(Recorded data)
^^^^^^^^^^^^^^^^

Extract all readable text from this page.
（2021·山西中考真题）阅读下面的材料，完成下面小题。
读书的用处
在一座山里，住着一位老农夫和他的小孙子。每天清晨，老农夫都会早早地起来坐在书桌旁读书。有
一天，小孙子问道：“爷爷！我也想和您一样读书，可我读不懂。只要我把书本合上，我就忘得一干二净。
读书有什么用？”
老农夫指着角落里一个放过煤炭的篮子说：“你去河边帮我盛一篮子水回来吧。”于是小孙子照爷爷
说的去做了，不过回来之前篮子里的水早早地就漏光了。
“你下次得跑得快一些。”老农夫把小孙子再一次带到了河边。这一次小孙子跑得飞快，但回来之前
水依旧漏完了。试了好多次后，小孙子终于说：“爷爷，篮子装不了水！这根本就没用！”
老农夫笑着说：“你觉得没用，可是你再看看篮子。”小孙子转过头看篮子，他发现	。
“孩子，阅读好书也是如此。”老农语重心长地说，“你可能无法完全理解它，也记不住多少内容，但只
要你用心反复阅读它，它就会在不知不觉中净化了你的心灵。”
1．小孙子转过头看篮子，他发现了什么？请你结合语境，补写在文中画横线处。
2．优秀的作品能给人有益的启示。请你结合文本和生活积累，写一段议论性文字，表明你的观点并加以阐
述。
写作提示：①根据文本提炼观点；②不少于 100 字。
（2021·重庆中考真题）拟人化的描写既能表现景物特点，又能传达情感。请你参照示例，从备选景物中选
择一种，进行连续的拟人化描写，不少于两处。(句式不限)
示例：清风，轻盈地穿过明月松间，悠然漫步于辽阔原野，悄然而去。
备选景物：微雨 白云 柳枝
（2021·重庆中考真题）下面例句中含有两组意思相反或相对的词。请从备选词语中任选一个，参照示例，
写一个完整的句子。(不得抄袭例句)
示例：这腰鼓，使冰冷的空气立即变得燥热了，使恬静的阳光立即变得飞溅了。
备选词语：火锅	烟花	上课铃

^^^^^^^^^^^^^^^^

▸ **SHORT TASK**:
Print all of the entries exactly as they are written.

▸ **ANSWER TO THE EXERCISE**:
Extract all readable text from this page.
（2021·山西中考真题）阅读下面的材料，完成下面小题。
读书的用处
在一座山里，住着一位老农夫和他的小孙子。每天清晨，老农夫都会早早地起来坐在书桌旁读书。有
一天，小孙子问道：“爷爷！我也想和您一样读书，可我读不懂。只要我把书本合上，我就忘得一干二净。
读书有什么用？”
老农夫指着角落里一个放过煤炭的篮子说：“你去河边帮我盛一篮子水回来吧。”于是小孙子照爷爷
说的去做了，不过回来之前篮子里的水早早地就漏光了。
“你下次得跑得快一些。”老农夫把小孙子再一次带到了河边。这一次小孙子跑得飞快，但回来之前
水依旧漏完了。试了好多次后，小孙子终于说：“爷爷，篮子装不了水！这根本就没用！”
老农夫笑着说：“你觉得没用，可是你再看看篮子。”小孙子转过头看篮子，他发现	。
“孩子，阅读好书也是如此。”老农语重心长地说，“你可能无法完全理解它，也记不住多少内容，但只
要你用心反复阅读它，它就会在不知不觉中净化了你的心灵。”
1．小孙子转过头看篮子，他发现了什么？请你结合语境，补写在文中画横线处。
2．优秀的作品能给人有益的启示。请你结合文本和生活积累，写一段议论性文字，表明你的观点并加以阐
述。
写作提示：①根据文本提炼观点；②不少于 100 字。
（2021·重庆中考真题）拟人化的描写既能表现景物特点，又能传达情感。请你参照示例，从备选景物中选
择一种，进行连续的拟人化描写，不少于两处。(句式不限)
示例：清风，轻盈地穿过明月松间，悠然漫步于辽阔原野，悄然而去。
备选景物：微雨 白云 柳枝
（2021·重庆中考真题）下面例句中含有两组意思相反或相对的词。请从备选词语中任选一个，参照示例，
写一个完整的句子。(不得抄袭例句)
示例：这腰鼓，使冰冷的空气立即变得燥热了，使恬静的阳光立即变得飞溅了。
备选词语：火锅	烟花	上课铃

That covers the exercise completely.